begin DATA SHOWN

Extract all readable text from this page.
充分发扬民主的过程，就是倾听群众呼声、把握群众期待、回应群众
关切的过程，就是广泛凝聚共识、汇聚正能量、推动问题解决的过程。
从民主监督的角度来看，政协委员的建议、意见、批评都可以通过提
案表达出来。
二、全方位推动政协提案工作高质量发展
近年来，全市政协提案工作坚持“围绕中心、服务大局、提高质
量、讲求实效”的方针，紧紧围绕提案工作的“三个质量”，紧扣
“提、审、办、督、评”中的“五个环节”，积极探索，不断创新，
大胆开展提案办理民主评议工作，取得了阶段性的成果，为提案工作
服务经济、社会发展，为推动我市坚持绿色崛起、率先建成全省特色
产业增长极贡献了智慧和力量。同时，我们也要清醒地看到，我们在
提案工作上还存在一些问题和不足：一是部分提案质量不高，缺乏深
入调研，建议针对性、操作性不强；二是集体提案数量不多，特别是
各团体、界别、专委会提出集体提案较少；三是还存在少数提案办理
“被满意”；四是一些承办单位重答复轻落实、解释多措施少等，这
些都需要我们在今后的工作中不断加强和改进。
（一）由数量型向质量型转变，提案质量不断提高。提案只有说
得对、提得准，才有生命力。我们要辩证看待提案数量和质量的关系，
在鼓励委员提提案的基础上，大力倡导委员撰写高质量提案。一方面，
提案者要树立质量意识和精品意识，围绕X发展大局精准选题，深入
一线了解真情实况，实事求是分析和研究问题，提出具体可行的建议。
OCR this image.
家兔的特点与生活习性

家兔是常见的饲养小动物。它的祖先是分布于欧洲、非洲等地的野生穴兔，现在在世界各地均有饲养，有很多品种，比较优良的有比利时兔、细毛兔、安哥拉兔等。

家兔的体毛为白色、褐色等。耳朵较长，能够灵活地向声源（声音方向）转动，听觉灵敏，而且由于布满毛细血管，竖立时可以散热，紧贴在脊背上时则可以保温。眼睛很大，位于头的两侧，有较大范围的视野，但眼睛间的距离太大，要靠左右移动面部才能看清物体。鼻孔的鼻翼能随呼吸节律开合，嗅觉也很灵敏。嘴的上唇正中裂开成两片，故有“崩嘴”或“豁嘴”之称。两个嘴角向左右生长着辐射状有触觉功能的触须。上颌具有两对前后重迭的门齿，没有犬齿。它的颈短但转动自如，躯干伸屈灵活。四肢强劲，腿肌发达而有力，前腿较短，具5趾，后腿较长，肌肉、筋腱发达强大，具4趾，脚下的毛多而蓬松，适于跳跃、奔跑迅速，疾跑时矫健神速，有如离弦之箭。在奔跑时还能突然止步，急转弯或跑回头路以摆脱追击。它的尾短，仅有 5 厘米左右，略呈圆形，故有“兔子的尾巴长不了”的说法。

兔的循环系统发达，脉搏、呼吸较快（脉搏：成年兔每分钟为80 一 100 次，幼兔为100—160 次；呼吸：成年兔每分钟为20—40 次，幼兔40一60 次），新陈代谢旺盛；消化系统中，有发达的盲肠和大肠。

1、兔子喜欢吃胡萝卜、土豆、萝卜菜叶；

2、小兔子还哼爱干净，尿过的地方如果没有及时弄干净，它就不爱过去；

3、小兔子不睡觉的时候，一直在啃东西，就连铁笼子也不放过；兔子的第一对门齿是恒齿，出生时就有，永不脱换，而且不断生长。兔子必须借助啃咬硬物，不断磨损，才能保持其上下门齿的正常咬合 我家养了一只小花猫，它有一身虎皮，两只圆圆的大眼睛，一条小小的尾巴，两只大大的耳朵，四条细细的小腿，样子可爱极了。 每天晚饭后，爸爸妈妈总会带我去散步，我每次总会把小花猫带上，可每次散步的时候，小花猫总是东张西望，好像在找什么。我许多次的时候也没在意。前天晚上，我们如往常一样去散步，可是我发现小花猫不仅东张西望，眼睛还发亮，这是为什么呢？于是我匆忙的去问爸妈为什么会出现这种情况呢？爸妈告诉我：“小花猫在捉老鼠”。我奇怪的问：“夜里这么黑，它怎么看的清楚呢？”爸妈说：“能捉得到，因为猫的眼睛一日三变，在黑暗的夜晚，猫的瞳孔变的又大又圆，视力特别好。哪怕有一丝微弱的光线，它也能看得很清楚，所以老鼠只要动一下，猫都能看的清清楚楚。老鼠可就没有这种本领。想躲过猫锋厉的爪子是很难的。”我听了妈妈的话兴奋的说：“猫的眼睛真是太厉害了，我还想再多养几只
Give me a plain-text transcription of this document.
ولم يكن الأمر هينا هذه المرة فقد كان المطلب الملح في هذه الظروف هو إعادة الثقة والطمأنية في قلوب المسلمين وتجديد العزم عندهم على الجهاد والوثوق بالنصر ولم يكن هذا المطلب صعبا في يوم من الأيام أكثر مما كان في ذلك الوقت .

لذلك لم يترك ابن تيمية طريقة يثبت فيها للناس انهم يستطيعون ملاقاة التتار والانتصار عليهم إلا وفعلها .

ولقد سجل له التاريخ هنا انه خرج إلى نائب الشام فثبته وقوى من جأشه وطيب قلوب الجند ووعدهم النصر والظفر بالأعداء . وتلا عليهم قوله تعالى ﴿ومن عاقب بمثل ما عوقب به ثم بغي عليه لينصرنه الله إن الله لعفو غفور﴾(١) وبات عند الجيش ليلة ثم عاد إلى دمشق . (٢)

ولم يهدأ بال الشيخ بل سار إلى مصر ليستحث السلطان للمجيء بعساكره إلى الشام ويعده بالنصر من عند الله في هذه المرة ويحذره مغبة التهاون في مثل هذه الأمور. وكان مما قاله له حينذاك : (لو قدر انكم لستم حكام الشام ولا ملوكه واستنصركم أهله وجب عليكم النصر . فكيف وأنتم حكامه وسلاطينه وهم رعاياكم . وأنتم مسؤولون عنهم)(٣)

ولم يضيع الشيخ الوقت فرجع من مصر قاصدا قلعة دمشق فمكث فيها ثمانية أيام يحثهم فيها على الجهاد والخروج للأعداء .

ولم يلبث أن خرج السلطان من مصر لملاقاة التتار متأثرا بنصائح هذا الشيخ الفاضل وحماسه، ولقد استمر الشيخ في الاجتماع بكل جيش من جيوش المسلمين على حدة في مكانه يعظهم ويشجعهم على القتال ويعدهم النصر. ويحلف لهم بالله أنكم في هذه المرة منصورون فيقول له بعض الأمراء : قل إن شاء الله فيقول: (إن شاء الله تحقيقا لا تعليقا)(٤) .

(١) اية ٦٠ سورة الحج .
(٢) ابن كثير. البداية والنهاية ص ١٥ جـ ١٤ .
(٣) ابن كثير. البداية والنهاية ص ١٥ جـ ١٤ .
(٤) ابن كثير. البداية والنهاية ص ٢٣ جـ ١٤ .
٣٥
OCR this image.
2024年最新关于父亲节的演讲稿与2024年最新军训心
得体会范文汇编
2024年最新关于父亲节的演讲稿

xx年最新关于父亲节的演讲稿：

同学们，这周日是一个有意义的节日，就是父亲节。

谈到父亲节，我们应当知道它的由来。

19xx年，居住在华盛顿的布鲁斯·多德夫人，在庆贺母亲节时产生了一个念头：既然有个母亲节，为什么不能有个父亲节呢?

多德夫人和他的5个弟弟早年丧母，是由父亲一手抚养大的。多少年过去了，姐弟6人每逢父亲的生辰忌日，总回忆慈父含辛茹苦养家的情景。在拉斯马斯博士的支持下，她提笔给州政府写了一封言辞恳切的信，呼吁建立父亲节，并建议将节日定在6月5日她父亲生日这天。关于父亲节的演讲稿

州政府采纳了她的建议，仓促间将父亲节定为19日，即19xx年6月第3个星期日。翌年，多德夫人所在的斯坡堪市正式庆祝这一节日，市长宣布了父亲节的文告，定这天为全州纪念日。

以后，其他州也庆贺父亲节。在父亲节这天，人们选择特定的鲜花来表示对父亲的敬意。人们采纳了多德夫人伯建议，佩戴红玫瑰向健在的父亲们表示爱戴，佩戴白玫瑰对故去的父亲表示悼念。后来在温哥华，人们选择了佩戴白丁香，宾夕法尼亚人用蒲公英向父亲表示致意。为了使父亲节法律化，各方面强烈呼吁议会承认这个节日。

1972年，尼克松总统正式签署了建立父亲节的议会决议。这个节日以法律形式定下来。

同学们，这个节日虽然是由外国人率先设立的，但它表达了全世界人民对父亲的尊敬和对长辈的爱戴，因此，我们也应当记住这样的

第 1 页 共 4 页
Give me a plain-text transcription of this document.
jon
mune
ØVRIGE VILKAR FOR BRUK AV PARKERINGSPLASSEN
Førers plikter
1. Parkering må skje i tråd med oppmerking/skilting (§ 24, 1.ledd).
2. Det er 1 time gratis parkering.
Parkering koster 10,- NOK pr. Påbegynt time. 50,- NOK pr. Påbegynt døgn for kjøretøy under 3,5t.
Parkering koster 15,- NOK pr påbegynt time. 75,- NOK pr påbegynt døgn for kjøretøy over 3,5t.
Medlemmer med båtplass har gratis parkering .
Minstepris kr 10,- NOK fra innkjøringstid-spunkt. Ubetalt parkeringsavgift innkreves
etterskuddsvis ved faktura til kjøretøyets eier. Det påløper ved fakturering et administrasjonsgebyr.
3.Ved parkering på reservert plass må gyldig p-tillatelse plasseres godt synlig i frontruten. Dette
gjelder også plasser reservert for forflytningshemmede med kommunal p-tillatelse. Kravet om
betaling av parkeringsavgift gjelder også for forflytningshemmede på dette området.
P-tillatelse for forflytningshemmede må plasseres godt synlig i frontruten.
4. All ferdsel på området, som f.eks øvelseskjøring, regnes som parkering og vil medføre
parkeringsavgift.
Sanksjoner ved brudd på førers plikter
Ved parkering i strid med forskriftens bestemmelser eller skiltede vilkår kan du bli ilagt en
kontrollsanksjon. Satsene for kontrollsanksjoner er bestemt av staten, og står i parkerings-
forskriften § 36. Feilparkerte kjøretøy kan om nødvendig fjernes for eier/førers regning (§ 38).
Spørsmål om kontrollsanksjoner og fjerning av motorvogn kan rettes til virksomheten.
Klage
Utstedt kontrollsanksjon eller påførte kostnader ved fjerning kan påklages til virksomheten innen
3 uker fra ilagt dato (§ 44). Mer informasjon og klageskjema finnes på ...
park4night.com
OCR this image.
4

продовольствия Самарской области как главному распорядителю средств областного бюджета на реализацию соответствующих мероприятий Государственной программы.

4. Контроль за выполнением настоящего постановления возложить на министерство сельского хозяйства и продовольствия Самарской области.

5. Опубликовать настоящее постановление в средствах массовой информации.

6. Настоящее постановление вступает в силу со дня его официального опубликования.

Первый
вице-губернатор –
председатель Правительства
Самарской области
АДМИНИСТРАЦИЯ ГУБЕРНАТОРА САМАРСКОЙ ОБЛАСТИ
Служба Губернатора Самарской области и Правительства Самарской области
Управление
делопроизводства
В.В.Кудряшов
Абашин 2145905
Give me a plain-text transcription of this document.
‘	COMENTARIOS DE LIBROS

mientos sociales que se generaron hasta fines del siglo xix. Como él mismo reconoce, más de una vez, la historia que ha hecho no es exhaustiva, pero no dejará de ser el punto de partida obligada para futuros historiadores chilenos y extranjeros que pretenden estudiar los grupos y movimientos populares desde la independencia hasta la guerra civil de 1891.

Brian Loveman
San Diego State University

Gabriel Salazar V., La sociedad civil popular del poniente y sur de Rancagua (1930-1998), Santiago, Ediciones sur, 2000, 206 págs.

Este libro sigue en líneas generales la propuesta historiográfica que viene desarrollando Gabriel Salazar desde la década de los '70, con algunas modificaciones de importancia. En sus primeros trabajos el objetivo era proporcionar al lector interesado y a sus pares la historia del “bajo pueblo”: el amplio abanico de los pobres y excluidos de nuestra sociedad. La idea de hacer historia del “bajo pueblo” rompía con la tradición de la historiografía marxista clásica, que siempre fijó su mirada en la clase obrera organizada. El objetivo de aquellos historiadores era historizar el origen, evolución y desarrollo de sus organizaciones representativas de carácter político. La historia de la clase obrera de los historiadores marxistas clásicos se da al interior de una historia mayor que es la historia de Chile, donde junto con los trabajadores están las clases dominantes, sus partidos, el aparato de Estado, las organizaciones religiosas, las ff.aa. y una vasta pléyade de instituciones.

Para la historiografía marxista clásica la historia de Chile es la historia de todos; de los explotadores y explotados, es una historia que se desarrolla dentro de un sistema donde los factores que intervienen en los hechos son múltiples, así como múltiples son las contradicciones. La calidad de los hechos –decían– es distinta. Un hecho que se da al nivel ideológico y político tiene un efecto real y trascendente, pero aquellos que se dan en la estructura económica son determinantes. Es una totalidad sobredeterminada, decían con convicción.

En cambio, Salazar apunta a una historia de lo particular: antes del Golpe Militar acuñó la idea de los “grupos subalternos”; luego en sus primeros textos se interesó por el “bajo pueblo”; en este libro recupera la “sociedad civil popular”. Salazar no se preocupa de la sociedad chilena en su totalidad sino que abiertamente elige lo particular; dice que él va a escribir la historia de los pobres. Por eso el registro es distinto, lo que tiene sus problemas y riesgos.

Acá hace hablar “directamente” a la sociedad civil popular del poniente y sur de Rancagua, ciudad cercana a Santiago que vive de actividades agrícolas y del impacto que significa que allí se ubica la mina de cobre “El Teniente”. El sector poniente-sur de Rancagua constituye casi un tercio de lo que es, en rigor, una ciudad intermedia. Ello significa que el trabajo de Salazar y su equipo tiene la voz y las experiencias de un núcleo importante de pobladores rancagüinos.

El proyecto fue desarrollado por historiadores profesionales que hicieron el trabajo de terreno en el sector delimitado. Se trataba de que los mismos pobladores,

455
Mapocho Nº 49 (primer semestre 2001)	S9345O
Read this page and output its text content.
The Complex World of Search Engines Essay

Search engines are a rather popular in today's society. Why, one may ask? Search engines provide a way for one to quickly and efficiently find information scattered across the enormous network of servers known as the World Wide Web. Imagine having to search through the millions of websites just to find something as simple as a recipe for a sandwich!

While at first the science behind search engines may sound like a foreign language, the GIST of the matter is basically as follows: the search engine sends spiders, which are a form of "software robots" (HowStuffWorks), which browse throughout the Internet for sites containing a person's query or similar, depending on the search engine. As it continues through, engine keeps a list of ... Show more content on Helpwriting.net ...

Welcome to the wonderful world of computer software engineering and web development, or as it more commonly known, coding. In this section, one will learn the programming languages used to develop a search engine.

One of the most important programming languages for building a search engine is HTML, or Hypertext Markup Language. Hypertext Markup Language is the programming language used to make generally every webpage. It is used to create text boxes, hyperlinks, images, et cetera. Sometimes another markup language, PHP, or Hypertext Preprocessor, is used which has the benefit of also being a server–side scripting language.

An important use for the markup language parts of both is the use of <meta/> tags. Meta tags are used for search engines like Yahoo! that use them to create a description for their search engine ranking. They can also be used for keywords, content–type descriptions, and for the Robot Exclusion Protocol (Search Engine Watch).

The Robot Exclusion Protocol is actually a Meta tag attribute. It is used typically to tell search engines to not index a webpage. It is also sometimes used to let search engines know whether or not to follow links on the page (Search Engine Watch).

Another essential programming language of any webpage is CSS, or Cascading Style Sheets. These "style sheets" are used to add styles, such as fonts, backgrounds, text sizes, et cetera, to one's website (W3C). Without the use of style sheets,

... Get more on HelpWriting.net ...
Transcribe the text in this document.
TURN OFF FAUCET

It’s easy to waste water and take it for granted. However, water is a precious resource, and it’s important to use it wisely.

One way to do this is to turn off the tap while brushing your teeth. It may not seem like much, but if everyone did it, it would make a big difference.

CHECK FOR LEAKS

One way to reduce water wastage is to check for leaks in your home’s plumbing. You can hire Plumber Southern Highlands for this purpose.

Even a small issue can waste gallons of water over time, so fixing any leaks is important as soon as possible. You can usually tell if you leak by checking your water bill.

end DATA SHOWN

• **WORK TO BE COMPLETED**
From the data above, show each line that contains "pobres".

• **WRITTEN ANSWER**
Este libro sigue en líneas generales la propuesta historiográfica que viene desarrollando Gabriel Salazar desde la década de los '70, con algunas modificaciones de importancia. En sus primeros trabajos el objetivo era proporcionar al lector interesado y a sus pares la historia del “bajo pueblo”: el amplio abanico de los pobres y excluidos de nuestra sociedad. La idea de hacer historia del “bajo pueblo” rompía con la tradición de la historiografía marxista clásica, que siempre fijó su mirada en la clase obrera organizada. El objetivo de aquellos historiadores era historizar el origen, evolución y desarrollo de sus organizaciones representativas de carácter político. La historia de la clase obrera de los historiadores marxistas clásicos se da al interior de una historia mayor que es la historia de Chile, donde junto con los trabajadores están las clases dominantes, sus partidos, el aparato de Estado, las organizaciones religiosas, las ff.aa. y una vasta pléyade de instituciones.
En cambio, Salazar apunta a una historia de lo particular: antes del Golpe Militar acuñó la idea de los “grupos subalternos”; luego en sus primeros textos se interesó por el “bajo pueblo”; en este libro recupera la “sociedad civil popular”. Salazar no se preocupa de la sociedad chilena en su totalidad sino que abiertamente elige lo particular; dice que él va a escribir la historia de los pobres. Por eso el registro es distinto, lo que tiene sus problemas y riesgos.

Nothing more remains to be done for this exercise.